--- Record extracts ---

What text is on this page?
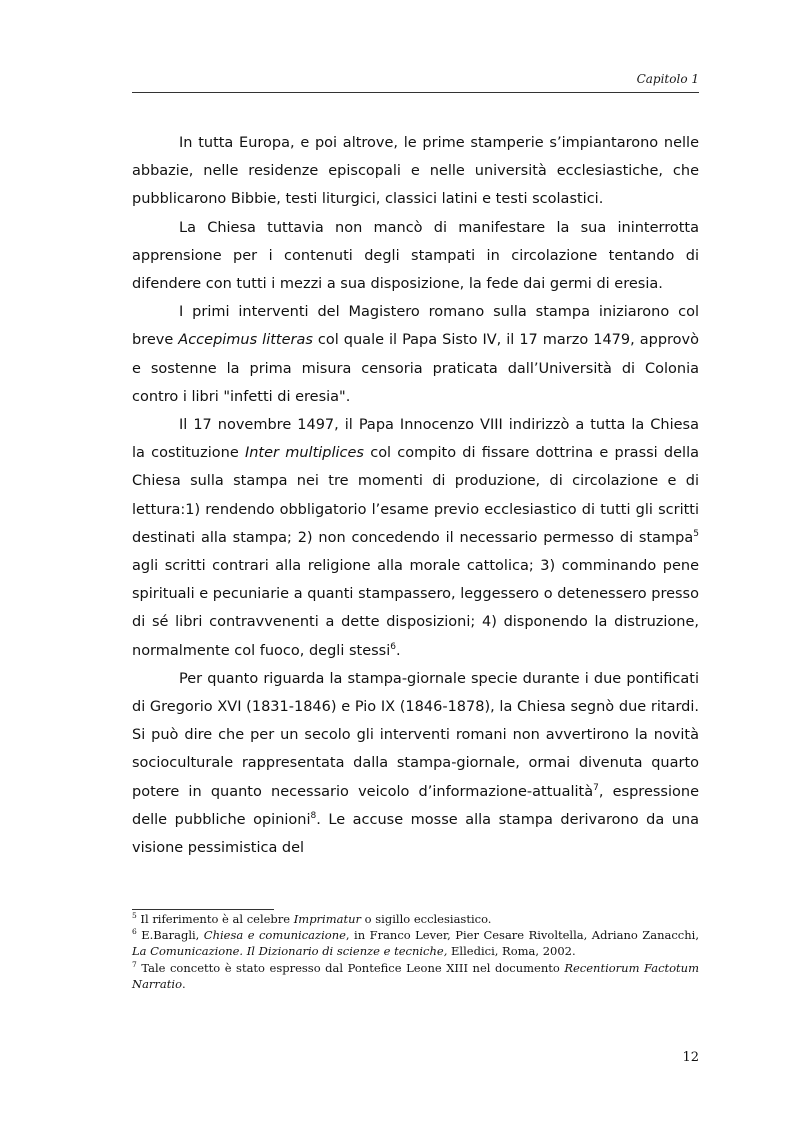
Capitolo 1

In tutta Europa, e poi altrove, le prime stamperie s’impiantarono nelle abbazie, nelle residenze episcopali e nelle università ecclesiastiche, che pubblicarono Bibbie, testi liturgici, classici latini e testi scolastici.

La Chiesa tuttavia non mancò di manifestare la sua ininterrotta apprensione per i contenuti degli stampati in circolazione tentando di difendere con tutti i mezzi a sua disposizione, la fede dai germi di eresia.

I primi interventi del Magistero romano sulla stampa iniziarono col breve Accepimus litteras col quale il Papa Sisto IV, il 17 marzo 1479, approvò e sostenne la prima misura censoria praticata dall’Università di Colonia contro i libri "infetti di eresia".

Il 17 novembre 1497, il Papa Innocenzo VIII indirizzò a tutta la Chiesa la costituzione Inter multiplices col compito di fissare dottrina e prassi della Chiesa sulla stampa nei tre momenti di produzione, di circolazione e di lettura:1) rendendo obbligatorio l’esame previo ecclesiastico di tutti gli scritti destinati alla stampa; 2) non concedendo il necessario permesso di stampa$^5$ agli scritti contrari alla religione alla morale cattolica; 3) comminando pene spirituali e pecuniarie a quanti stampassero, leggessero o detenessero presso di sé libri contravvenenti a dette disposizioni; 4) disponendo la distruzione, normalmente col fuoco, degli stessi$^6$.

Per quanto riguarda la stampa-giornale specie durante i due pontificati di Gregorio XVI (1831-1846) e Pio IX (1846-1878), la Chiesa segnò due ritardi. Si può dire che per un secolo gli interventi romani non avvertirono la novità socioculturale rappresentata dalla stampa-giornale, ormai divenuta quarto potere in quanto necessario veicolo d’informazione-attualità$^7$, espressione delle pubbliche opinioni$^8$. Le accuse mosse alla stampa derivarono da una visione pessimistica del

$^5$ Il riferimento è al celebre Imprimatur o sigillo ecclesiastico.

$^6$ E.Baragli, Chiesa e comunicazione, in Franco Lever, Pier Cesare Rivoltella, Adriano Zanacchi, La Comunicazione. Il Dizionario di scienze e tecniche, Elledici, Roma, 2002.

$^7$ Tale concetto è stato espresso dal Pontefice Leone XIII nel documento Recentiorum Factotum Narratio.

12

---
--- Record extracts ---

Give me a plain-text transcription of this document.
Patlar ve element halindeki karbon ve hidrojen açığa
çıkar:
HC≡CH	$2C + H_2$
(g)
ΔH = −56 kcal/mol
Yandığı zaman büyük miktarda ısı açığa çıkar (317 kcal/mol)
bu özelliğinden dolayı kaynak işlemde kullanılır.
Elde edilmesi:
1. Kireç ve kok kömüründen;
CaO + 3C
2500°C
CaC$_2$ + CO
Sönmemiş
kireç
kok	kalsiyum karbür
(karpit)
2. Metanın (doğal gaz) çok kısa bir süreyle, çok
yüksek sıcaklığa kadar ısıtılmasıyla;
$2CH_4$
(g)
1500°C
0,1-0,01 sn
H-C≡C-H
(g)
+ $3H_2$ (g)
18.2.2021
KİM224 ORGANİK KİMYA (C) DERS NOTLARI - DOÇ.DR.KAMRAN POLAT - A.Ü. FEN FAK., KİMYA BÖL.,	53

---

Of the lines in the data above, how many contain the word "çıkar"? Give only that figure.

2